__Work instruction__. If a line of the data below holds the string "this", copy it.

***** Provided records

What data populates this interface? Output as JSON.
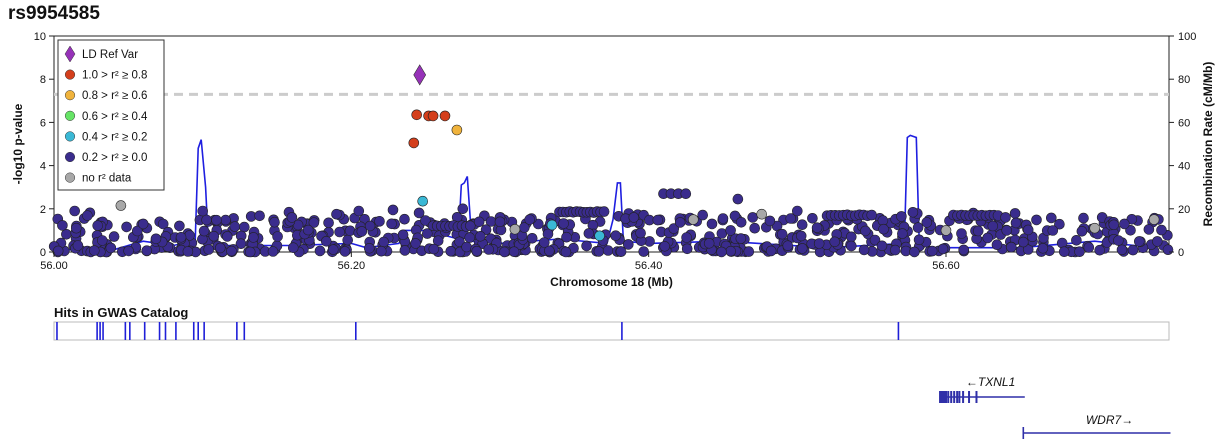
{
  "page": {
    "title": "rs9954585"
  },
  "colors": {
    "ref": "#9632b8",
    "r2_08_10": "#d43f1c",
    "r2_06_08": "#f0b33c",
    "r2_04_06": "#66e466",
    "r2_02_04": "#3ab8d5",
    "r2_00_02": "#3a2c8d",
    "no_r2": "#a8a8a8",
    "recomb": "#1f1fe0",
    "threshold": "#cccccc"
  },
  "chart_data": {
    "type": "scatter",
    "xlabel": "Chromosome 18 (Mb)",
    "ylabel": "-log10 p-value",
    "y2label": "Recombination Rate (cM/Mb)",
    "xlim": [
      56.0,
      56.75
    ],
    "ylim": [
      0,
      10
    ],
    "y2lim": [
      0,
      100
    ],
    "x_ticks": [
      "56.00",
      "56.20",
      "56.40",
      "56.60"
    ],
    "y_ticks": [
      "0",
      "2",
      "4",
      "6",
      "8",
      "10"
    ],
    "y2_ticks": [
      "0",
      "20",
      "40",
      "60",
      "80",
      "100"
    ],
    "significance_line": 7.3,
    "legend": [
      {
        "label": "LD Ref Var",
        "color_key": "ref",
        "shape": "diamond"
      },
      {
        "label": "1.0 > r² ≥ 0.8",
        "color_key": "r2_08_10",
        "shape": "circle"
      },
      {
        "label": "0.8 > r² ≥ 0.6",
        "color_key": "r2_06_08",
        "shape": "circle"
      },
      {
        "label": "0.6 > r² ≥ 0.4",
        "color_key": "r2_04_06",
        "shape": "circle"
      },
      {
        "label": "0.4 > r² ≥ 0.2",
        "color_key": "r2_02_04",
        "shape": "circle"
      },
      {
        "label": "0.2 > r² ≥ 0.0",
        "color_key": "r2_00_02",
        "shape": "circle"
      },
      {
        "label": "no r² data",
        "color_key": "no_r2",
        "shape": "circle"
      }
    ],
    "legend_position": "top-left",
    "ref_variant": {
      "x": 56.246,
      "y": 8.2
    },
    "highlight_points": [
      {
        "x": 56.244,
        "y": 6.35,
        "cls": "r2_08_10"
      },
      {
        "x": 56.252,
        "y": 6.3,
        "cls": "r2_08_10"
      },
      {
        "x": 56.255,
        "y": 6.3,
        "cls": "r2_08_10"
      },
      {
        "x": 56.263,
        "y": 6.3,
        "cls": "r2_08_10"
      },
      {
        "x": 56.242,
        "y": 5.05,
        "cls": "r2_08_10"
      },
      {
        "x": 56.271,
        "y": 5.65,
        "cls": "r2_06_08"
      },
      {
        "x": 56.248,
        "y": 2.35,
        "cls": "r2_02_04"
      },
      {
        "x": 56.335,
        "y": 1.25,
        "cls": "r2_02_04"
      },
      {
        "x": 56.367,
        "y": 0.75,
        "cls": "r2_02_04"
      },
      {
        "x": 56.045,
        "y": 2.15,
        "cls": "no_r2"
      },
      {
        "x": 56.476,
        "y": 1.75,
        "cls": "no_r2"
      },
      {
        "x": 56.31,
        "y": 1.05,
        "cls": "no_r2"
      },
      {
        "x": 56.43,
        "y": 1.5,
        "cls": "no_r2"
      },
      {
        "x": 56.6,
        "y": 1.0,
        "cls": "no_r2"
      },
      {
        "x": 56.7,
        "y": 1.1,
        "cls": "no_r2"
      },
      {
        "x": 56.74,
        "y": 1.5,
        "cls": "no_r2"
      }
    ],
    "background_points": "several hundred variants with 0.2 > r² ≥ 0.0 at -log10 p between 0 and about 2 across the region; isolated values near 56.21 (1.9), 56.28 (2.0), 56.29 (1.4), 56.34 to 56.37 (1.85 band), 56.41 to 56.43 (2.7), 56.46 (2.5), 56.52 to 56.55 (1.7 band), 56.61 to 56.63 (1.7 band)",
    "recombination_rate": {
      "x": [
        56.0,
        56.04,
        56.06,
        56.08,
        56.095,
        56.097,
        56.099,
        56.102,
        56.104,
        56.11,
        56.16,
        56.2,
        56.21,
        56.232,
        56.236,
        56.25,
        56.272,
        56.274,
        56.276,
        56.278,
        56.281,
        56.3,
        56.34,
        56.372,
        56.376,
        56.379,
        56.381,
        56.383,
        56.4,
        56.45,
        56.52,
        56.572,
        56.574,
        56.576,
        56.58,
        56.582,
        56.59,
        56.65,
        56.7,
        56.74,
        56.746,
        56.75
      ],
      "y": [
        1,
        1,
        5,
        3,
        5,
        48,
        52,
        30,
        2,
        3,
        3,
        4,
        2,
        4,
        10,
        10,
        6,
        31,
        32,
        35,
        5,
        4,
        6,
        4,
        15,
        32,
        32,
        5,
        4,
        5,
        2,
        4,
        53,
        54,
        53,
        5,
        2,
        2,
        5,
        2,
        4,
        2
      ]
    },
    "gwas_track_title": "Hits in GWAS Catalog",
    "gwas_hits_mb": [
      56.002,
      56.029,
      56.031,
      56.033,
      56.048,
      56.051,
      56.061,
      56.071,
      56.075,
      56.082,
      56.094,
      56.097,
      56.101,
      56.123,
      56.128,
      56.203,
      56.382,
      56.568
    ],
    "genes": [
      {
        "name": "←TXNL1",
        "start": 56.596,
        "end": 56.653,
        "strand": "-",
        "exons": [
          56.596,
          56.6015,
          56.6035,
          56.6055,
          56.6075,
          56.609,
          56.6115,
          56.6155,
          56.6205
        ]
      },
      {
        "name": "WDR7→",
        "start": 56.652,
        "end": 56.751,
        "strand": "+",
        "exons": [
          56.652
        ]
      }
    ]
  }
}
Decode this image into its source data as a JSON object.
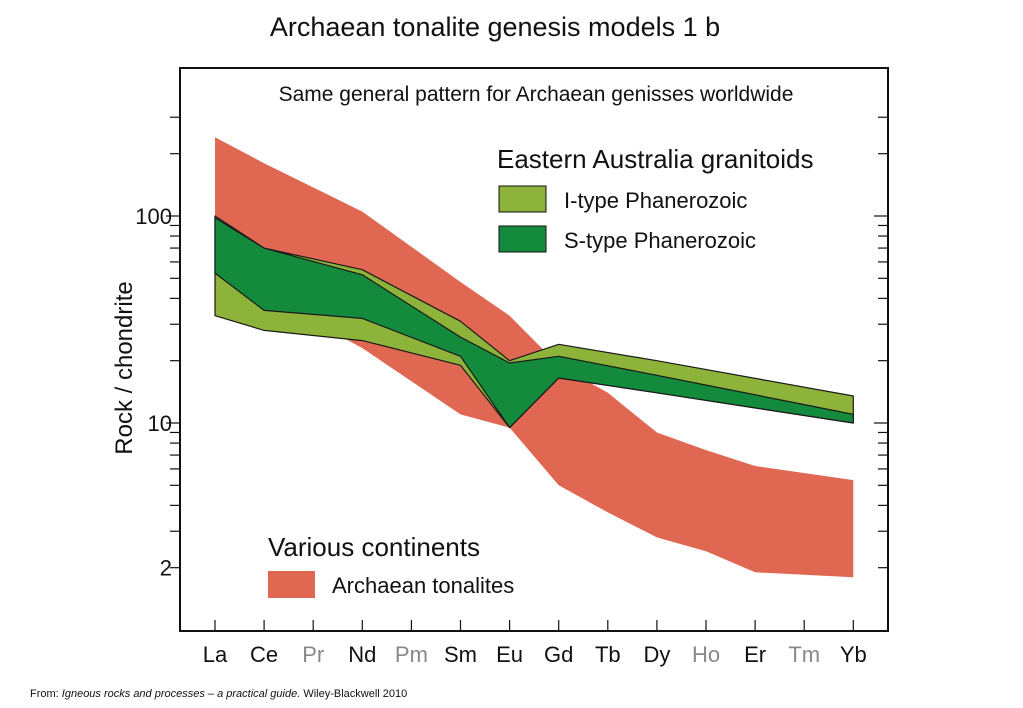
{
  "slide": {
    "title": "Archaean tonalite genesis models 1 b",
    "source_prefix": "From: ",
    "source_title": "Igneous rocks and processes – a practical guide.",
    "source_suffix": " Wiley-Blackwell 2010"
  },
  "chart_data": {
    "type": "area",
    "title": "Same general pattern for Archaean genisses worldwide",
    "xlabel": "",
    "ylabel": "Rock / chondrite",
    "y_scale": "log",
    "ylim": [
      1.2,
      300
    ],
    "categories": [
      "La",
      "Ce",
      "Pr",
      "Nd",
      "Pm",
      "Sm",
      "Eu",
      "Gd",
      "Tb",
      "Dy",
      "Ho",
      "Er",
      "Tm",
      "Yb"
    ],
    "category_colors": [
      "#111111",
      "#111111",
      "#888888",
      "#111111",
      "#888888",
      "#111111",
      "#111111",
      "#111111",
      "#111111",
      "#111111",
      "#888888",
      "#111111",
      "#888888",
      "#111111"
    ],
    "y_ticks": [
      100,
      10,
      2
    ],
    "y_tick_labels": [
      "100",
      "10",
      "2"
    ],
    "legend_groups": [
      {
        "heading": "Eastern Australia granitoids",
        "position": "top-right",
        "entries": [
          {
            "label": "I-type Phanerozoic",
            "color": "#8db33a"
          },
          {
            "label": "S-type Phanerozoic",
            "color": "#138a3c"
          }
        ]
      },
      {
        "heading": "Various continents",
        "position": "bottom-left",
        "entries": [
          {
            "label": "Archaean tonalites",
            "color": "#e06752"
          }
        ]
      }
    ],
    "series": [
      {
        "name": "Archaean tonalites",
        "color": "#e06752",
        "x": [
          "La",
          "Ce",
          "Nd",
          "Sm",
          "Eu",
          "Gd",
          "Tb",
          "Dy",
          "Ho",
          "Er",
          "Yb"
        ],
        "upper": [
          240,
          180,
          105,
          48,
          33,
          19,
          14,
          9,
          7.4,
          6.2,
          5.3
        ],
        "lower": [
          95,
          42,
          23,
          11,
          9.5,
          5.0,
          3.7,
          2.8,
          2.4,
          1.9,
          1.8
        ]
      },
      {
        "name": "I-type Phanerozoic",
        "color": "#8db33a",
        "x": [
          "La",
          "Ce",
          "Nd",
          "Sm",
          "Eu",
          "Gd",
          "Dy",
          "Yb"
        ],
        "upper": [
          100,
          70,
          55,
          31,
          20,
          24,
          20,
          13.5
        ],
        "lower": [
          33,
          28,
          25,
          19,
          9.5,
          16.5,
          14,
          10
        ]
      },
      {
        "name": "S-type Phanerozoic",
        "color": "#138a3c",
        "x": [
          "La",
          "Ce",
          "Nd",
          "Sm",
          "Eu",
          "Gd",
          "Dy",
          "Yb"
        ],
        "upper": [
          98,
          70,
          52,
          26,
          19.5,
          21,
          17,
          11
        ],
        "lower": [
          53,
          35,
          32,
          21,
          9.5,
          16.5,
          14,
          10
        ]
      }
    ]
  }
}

**********

__Response to the exercise__.
What data populates this interface? Output as JSON.
Decode this image into its source data as a JSON object.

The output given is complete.